__What the exercise asks__. Filter the listing so that only lines with the word "your" remain.

__Exercise data__.
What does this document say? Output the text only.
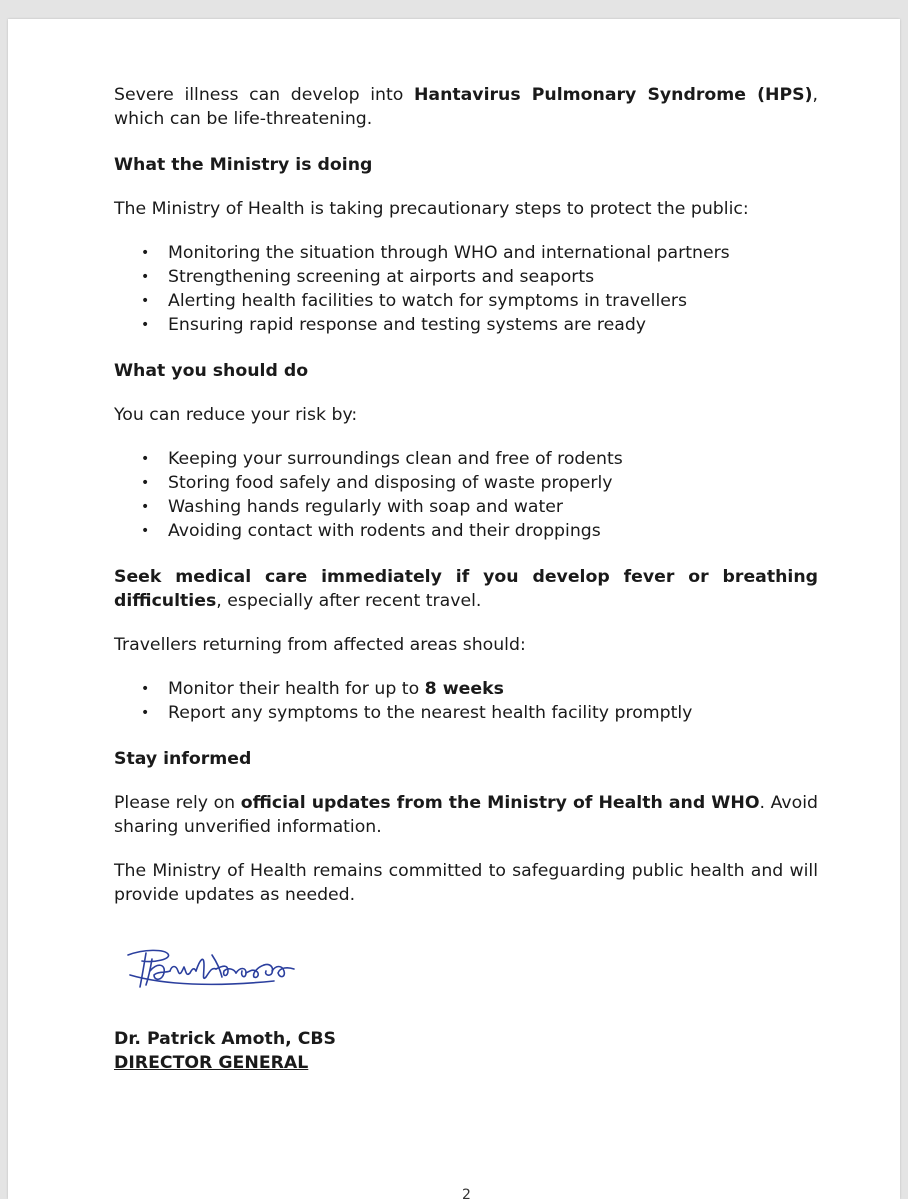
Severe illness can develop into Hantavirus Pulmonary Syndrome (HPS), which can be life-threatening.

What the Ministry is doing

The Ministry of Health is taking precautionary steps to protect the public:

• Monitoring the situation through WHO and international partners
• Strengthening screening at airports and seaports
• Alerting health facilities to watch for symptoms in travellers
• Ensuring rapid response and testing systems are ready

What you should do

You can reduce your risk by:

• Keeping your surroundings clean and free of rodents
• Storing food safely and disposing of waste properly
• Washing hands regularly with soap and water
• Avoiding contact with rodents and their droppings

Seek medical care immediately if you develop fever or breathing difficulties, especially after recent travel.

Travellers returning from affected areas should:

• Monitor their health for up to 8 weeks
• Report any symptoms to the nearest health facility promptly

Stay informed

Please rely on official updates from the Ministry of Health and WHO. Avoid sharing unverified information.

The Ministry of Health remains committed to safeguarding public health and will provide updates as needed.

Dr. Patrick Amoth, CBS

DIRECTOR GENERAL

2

__Answer to this exercise__.
You can reduce your risk by:
• Keeping your surroundings clean and free of rodents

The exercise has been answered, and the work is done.